Reproduce every line of the records below word for word, but leave out the pictures.
>> BEGIN RECORDED INFORMATION
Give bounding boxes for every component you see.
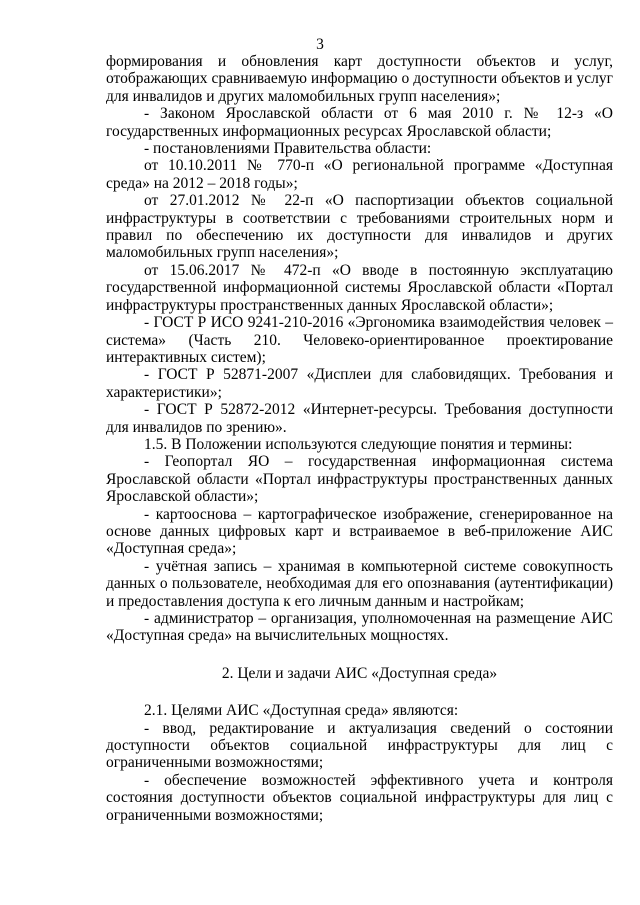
- paragraph-goal-input: - ввод, редактирование и актуализация сведений о состоянии доступности объектов социальной инфраструктуры для лиц с ограниченными возможностями;: [106, 719, 613, 772]
- paragraph-term-basemap: - картооснова – картографическое изображение, сгенерированное на основе данных цифровых карт и встраиваемое в веб-приложение АИС «Доступная среда»;: [106, 505, 613, 558]
- paragraph-gost-52872: - ГОСТ Р 52872-2012 «Интернет-ресурсы. Требования доступности для инвалидов по зрению».: [106, 401, 613, 436]
- section-title: 2. Цели и задачи АИС «Доступная среда»: [221, 664, 498, 682]
- paragraph-gost-52871: - ГОСТ Р 52871-2007 «Дисплеи для слабовидящих. Требования и характеристики»;: [106, 366, 613, 401]
- paragraph-term-geoportal: - Геопортал ЯО – государственная информационная система Ярославской области «Портал инфраструктуры пространственных данных Ярославской области»;: [106, 453, 613, 506]
- paragraph-terms-intro: 1.5. В Положении используются следующие понятия и термины:: [144, 435, 573, 453]
- paragraph-decree-22: от 27.01.2012 № 22-п «О паспортизации объектов социальной инфраструктуры в соответствии с требованиями строительных норм и правил по обеспечению их доступности для инвалидов и других маломобильных групп населения»;: [106, 192, 613, 262]
- paragraph-term-administrator: - администратор – организация, уполномоченная на размещение АИС «Доступная среда» на вычислительных мощностях.: [106, 610, 613, 645]
- document-body: [106, 53, 613, 824]
- paragraph-decree-770: от 10.10.2011 № 770-п «О региональной программе «Доступная среда» на 2012 – 2018 годы»;: [106, 157, 613, 192]
- paragraph-law-yaroslavl: - Законом Ярославской области от 6 мая 2010 г. № 12-з «О государственных информационных ресурсах Ярославской области;: [106, 105, 613, 140]
- paragraph-goals-intro: 2.1. Целями АИС «Доступная среда» являются:: [144, 702, 459, 720]
- page-number: 3: [316, 36, 324, 53]
- paragraph-term-account: - учётная запись – хранимая в компьютерной системе совокупность данных о пользователе, необходимая для его опознавания (аутентификации) и предоставления доступа к его личным данным и настройкам;: [106, 557, 613, 610]
- paragraph-continuation: формирования и обновления карт доступности объектов и услуг, отображающих сравниваемую информацию о доступности объектов и услуг для инвалидов и других маломобильных групп населения»;: [106, 53, 613, 105]
- paragraph-goal-accounting: - обеспечение возможностей эффективного учета и контроля состояния доступности объектов социальной инфраструктуры для лиц с ограниченными возможностями;: [106, 771, 613, 824]
- paragraph-gost-9241: - ГОСТ Р ИСО 9241-210-2016 «Эргономика взаимодействия человек – система» (Часть 210. Человеко-ориентированное проектирование интерактивных систем);: [106, 314, 613, 366]
- paragraph-decree-472: от 15.06.2017 № 472-п «О вводе в постоянную эксплуатацию государственной информационной системы Ярославской области «Портал инфраструктуры пространственных данных Ярославской области»;: [106, 261, 613, 314]
- paragraph-government-decrees: - постановлениями Правительства области:: [144, 140, 432, 158]
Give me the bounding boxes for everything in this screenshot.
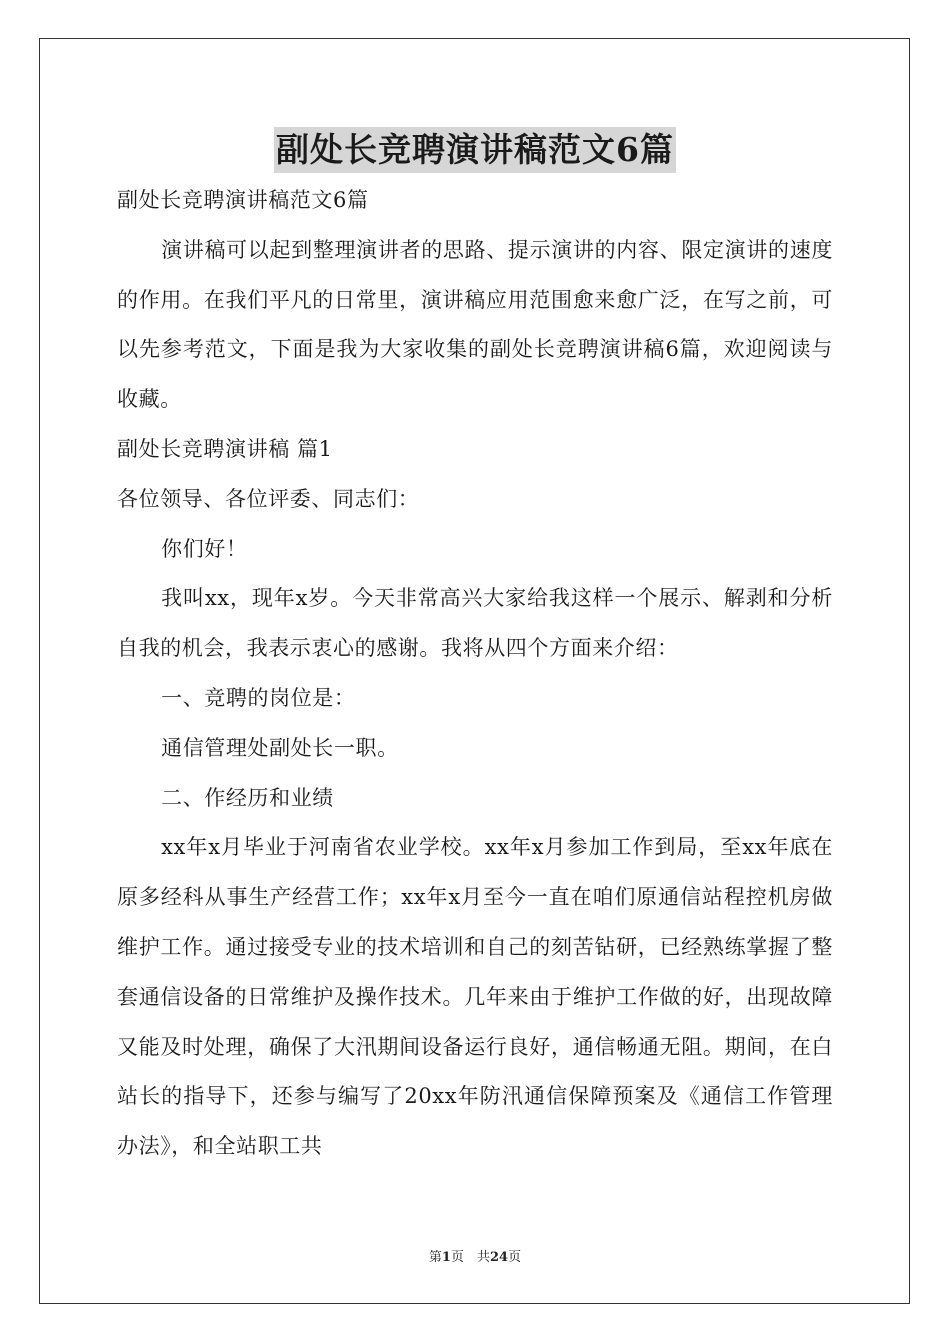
paragraph: 各位领导、各位评委、同志们： bbox=[117, 486, 420, 511]
footer-prefix: 第 bbox=[428, 1250, 442, 1265]
footer-mid: 页 共 bbox=[450, 1250, 490, 1265]
paragraph: 副处长竞聘演讲稿范文6篇 bbox=[117, 188, 369, 212]
title-container bbox=[0, 127, 950, 173]
document-body bbox=[117, 176, 833, 1172]
page-footer bbox=[0, 1246, 950, 1265]
footer-suffix: 页 bbox=[508, 1250, 522, 1265]
paragraph: 二、作经历和业绩 bbox=[161, 785, 334, 810]
paragraph: 我叫xx，现年x岁。今天非常高兴大家给我这样一个展示、解剥和分析自我的机会，我表示衷心的感谢。我将从四个方面来介绍： bbox=[117, 586, 833, 661]
total-page-count: 24 bbox=[489, 1250, 509, 1265]
document-title: 副处长竞聘演讲稿范文6篇 bbox=[274, 127, 676, 173]
paragraph: 一、竞聘的岗位是： bbox=[161, 685, 356, 710]
paragraph: 通信管理处副处长一职。 bbox=[161, 735, 399, 760]
paragraph: xx年x月毕业于河南省农业学校。xx年x月参加工作到局，至xx年底在原多经科从事生产经营工作；xx年x月至今一直在咱们原通信站程控机房做维护工作。通过接受专业的技术培训和自己的刻苦钻研，已经熟练掌握了整套通信设备的日常维护及操作技术。几年来由于维护工作做的好，出现故障又能及时处理，确保了大汛期间设备运行良好，通信畅通无阻。期间，在白站长的指导下，还参与编写了20xx年防汛通信保障预案及《通信工作管理办法》，和全站职工共 bbox=[117, 835, 833, 1159]
current-page-number: 1 bbox=[441, 1250, 451, 1265]
paragraph: 演讲稿可以起到整理演讲者的思路、提示演讲的内容、限定演讲的速度的作用。在我们平凡的日常里，演讲稿应用范围愈来愈广泛，在写之前，可以先参考范文，下面是我为大家收集的副处长竞聘演讲稿6篇，欢迎阅读与收藏。 bbox=[117, 237, 833, 412]
paragraph: 你们好！ bbox=[161, 536, 248, 561]
paragraph: 副处长竞聘演讲稿 篇1 bbox=[117, 436, 333, 461]
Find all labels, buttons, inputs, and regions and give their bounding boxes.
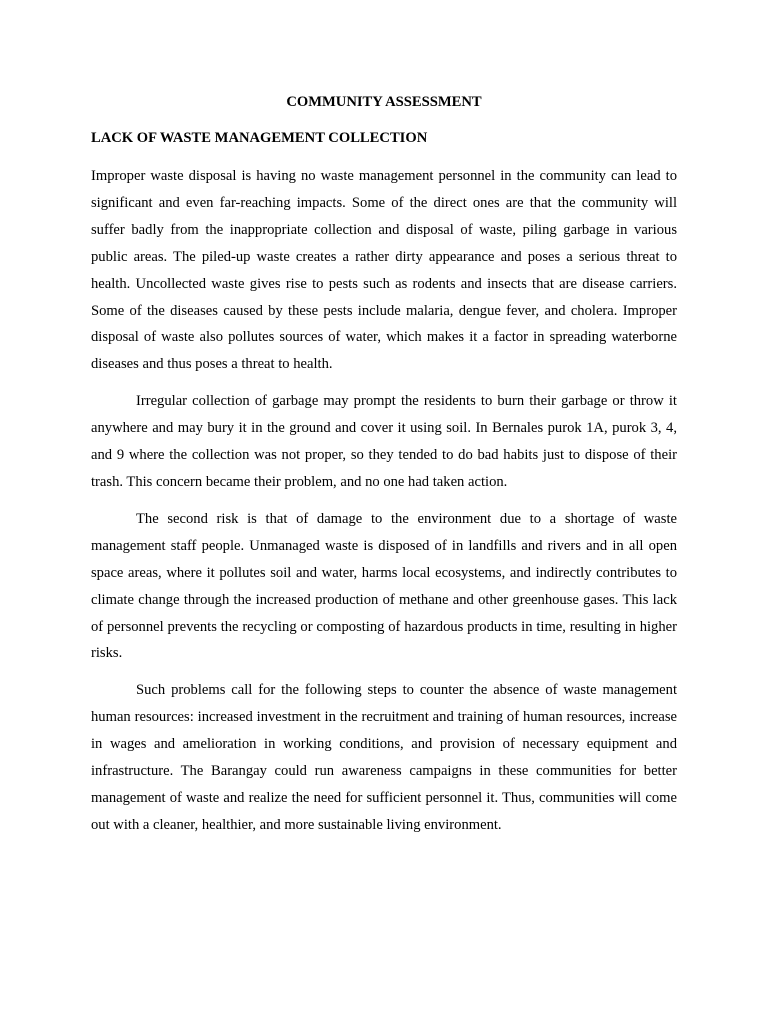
document-title: COMMUNITY ASSESSMENT xyxy=(286,94,482,110)
paragraph-4: Such problems call for the following steps to counter the absence of waste management human resources: increased investment in the recruitment and training of human resources, increase in wages and amelioration in working conditions, and provision of necessary equipment and infrastructure. The Barangay could run awareness campaigns in these communities for better management of waste and realize the need for sufficient personnel it. Thus, communities will come out with a cleaner, healthier, and more sustainable living environment. xyxy=(91,682,677,833)
paragraph-1: Improper waste disposal is having no waste management personnel in the community can lead to significant and even far-reaching impacts. Some of the direct ones are that the community will suffer badly from the inappropriate collection and disposal of waste, piling garbage in various public areas. The piled-up waste creates a rather dirty appearance and poses a serious threat to health. Uncollected waste gives rise to pests such as rodents and insects that are disease carriers. Some of the diseases caused by these pests include malaria, dengue fever, and cholera. Improper disposal of waste also pollutes sources of water, which makes it a factor in spreading waterborne diseases and thus poses a threat to health. xyxy=(91,168,677,373)
paragraph-3: The second risk is that of damage to the environment due to a shortage of waste management staff people. Unmanaged waste is disposed of in landfills and rivers and in all open space areas, where it pollutes soil and water, harms local ecosystems, and indirectly contributes to climate change through the increased production of methane and other greenhouse gases. This lack of personnel prevents the recycling or composting of hazardous products in time, resulting in higher risks. xyxy=(91,510,677,662)
paragraph-2: Irregular collection of garbage may prompt the residents to burn their garbage or throw it anywhere and may bury it in the ground and cover it using soil. In Bernales purok 1A, purok 3, 4, and 9 where the collection was not proper, so they tended to do bad habits just to dispose of their trash. This concern became their problem, and no one had taken action. xyxy=(91,393,677,490)
section-heading: LACK OF WASTE MANAGEMENT COLLECTION xyxy=(91,130,428,146)
document-body xyxy=(91,91,677,849)
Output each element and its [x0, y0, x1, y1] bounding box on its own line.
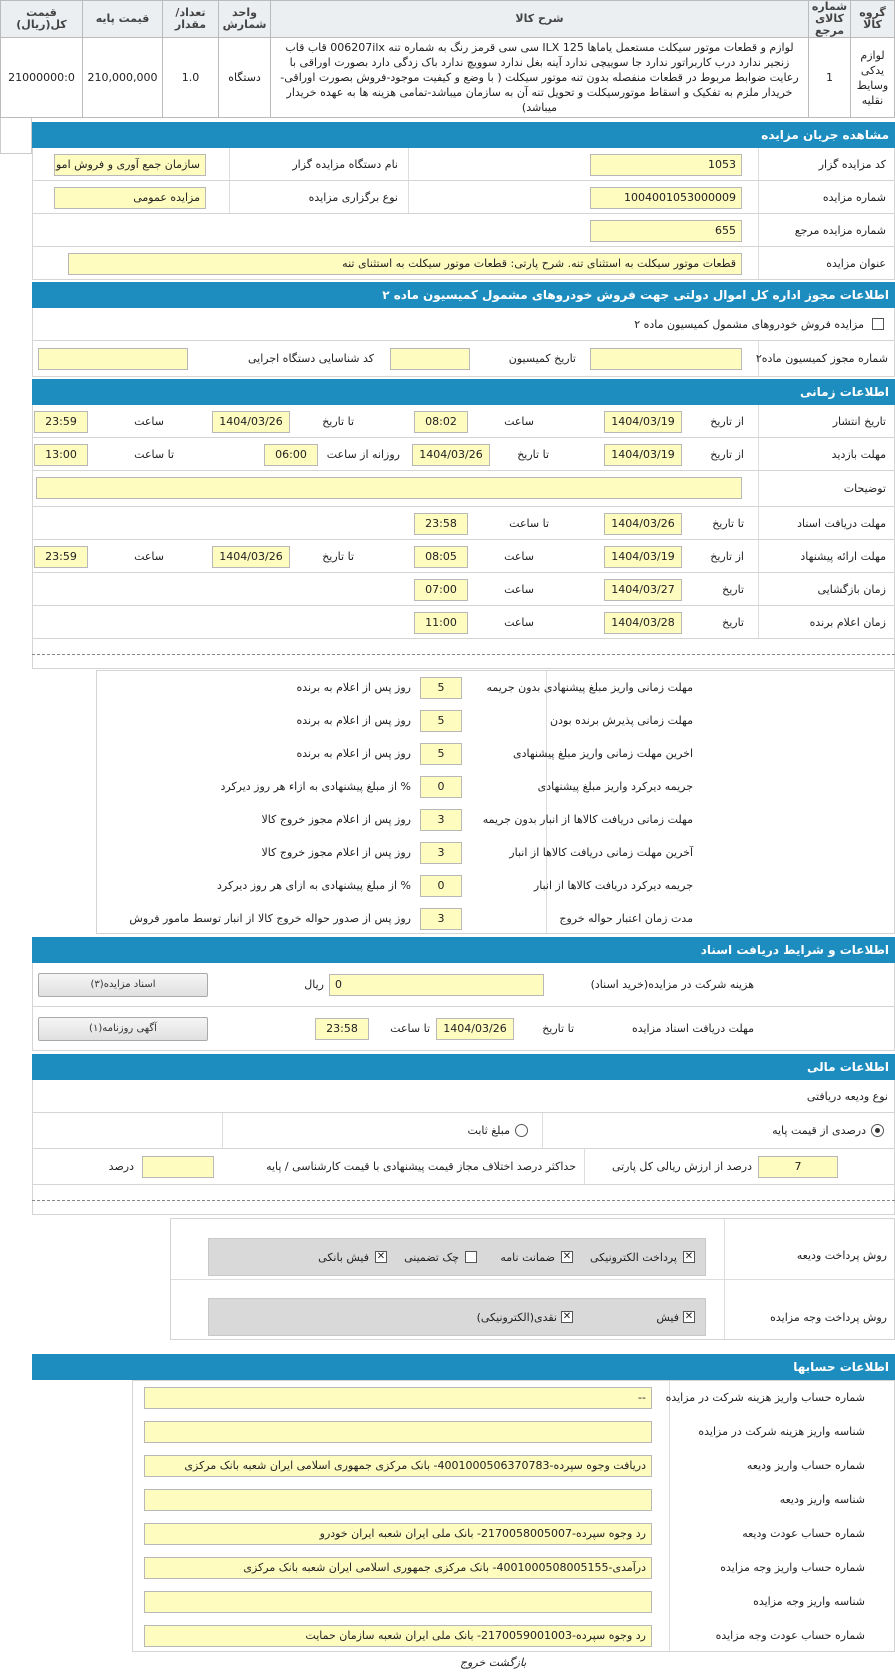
>> END RECORDED INFORMATION
### [OUTPUT OF THE EXERCISE]
Give bounding boxes for every component you see.
- paragraph-goal-input: - ввод, редактирование и актуализация сведений о состоянии доступности объектов социальной инфраструктуры для лиц с ограниченными возможностями;: [106, 719, 613, 772]
- paragraph-term-basemap: - картооснова – картографическое изображение, сгенерированное на основе данных цифровых карт и встраиваемое в веб-приложение АИС «Доступная среда»;: [106, 505, 613, 558]
- paragraph-gost-52872: - ГОСТ Р 52872-2012 «Интернет-ресурсы. Требования доступности для инвалидов по зрению».: [106, 401, 613, 436]
- section-title: 2. Цели и задачи АИС «Доступная среда»: [221, 664, 498, 682]
- paragraph-gost-52871: - ГОСТ Р 52871-2007 «Дисплеи для слабовидящих. Требования и характеристики»;: [106, 366, 613, 401]
- paragraph-term-geoportal: - Геопортал ЯО – государственная информационная система Ярославской области «Портал инфраструктуры пространственных данных Ярославской области»;: [106, 453, 613, 506]
- paragraph-terms-intro: 1.5. В Положении используются следующие понятия и термины:: [144, 435, 573, 453]
- paragraph-decree-22: от 27.01.2012 № 22-п «О паспортизации объектов социальной инфраструктуры в соответствии с требованиями строительных норм и правил по обеспечению их доступности для инвалидов и других маломобильных групп населения»;: [106, 192, 613, 262]
- paragraph-term-administrator: - администратор – организация, уполномоченная на размещение АИС «Доступная среда» на вычислительных мощностях.: [106, 610, 613, 645]
- document-body: [106, 53, 613, 824]
- paragraph-decree-770: от 10.10.2011 № 770-п «О региональной программе «Доступная среда» на 2012 – 2018 годы»;: [106, 157, 613, 192]
- paragraph-law-yaroslavl: - Законом Ярославской области от 6 мая 2010 г. № 12-з «О государственных информационных ресурсах Ярославской области;: [106, 105, 613, 140]
- paragraph-goals-intro: 2.1. Целями АИС «Доступная среда» являются:: [144, 702, 459, 720]
- page-number: 3: [316, 36, 324, 53]
- paragraph-term-account: - учётная запись – хранимая в компьютерной системе совокупность данных о пользователе, необходимая для его опознавания (аутентификации) и предоставления доступа к его личным данным и настройкам;: [106, 557, 613, 610]
- paragraph-continuation: формирования и обновления карт доступности объектов и услуг, отображающих сравниваемую информацию о доступности объектов и услуг для инвалидов и других маломобильных групп населения»;: [106, 53, 613, 105]
- paragraph-goal-accounting: - обеспечение возможностей эффективного учета и контроля состояния доступности объектов социальной инфраструктуры для лиц с ограниченными возможностями;: [106, 771, 613, 824]
- paragraph-gost-9241: - ГОСТ Р ИСО 9241-210-2016 «Эргономика взаимодействия человек – система» (Часть 210. Человеко-ориентированное проектирование интерактивных систем);: [106, 314, 613, 366]
- paragraph-decree-472: от 15.06.2017 № 472-п «О вводе в постоянную эксплуатацию государственной информационной системы Ярославской области «Портал инфраструктуры пространственных данных Ярославской области»;: [106, 261, 613, 314]
- paragraph-government-decrees: - постановлениями Правительства области:: [144, 140, 432, 158]
Give me the bounding boxes for everything in this screenshot.
paragraph: 各位领导、各位评委、同志们： bbox=[117, 486, 420, 511]
footer-prefix: 第 bbox=[428, 1250, 442, 1265]
footer-mid: 页 共 bbox=[450, 1250, 490, 1265]
paragraph: 副处长竞聘演讲稿范文6篇 bbox=[117, 188, 369, 212]
title-container bbox=[0, 127, 950, 173]
document-body bbox=[117, 176, 833, 1172]
page-footer bbox=[0, 1246, 950, 1265]
footer-suffix: 页 bbox=[508, 1250, 522, 1265]
paragraph: 二、作经历和业绩 bbox=[161, 785, 334, 810]
paragraph: 我叫xx，现年x岁。今天非常高兴大家给我这样一个展示、解剥和分析自我的机会，我表示衷心的感谢。我将从四个方面来介绍： bbox=[117, 586, 833, 661]
total-page-count: 24 bbox=[489, 1250, 509, 1265]
document-title: 副处长竞聘演讲稿范文6篇 bbox=[274, 127, 676, 173]
paragraph: 一、竞聘的岗位是： bbox=[161, 685, 356, 710]
paragraph: 通信管理处副处长一职。 bbox=[161, 735, 399, 760]
paragraph: xx年x月毕业于河南省农业学校。xx年x月参加工作到局，至xx年底在原多经科从事生产经营工作；xx年x月至今一直在咱们原通信站程控机房做维护工作。通过接受专业的技术培训和自己的刻苦钻研，已经熟练掌握了整套通信设备的日常维护及操作技术。几年来由于维护工作做的好，出现故障又能及时处理，确保了大汛期间设备运行良好，通信畅通无阻。期间，在白站长的指导下，还参与编写了20xx年防汛通信保障预案及《通信工作管理办法》，和全站职工共 bbox=[117, 835, 833, 1159]
current-page-number: 1 bbox=[441, 1250, 451, 1265]
paragraph: 演讲稿可以起到整理演讲者的思路、提示演讲的内容、限定演讲的速度的作用。在我们平凡的日常里，演讲稿应用范围愈来愈广泛，在写之前，可以先参考范文，下面是我为大家收集的副处长竞聘演讲稿6篇，欢迎阅读与收藏。 bbox=[117, 237, 833, 412]
paragraph: 你们好！ bbox=[161, 536, 248, 561]
paragraph: 副处长竞聘演讲稿 篇1 bbox=[117, 436, 333, 461]
Find all labels, buttons, inputs, and regions and give their bounding boxes.
document-title: COMMUNITY ASSESSMENT xyxy=(286,94,482,110)
paragraph-4: Such problems call for the following steps to counter the absence of waste management human resources: increased investment in the recruitment and training of human resources, increase in wages and amelioration in working conditions, and provision of necessary equipment and infrastructure. The Barangay could run awareness campaigns in these communities for better management of waste and realize the need for sufficient personnel it. Thus, communities will come out with a cleaner, healthier, and more sustainable living environment. xyxy=(91,682,677,833)
paragraph-1: Improper waste disposal is having no waste management personnel in the community can lead to significant and even far-reaching impacts. Some of the direct ones are that the community will suffer badly from the inappropriate collection and disposal of waste, piling garbage in various public areas. The piled-up waste creates a rather dirty appearance and poses a serious threat to health. Uncollected waste gives rise to pests such as rodents and insects that are disease carriers. Some of the diseases caused by these pests include malaria, dengue fever, and cholera. Improper disposal of waste also pollutes sources of water, which makes it a factor in spreading waterborne diseases and thus poses a threat to health. xyxy=(91,168,677,373)
paragraph-3: The second risk is that of damage to the environment due to a shortage of waste management staff people. Unmanaged waste is disposed of in landfills and rivers and in all open space areas, where it pollutes soil and water, harms local ecosystems, and indirectly contributes to climate change through the increased production of methane and other greenhouse gases. This lack of personnel prevents the recycling or composting of hazardous products in time, resulting in higher risks. xyxy=(91,510,677,662)
paragraph-2: Irregular collection of garbage may prompt the residents to burn their garbage or throw it anywhere and may bury it in the ground and cover it using soil. In Bernales purok 1A, purok 3, 4, and 9 where the collection was not proper, so they tended to do bad habits just to dispose of their trash. This concern became their problem, and no one had taken action. xyxy=(91,393,677,490)
section-heading: LACK OF WASTE MANAGEMENT COLLECTION xyxy=(91,130,428,146)
document-body xyxy=(91,91,677,849)
Output each element and its [x0, y0, x1, y1] bounding box on its own line.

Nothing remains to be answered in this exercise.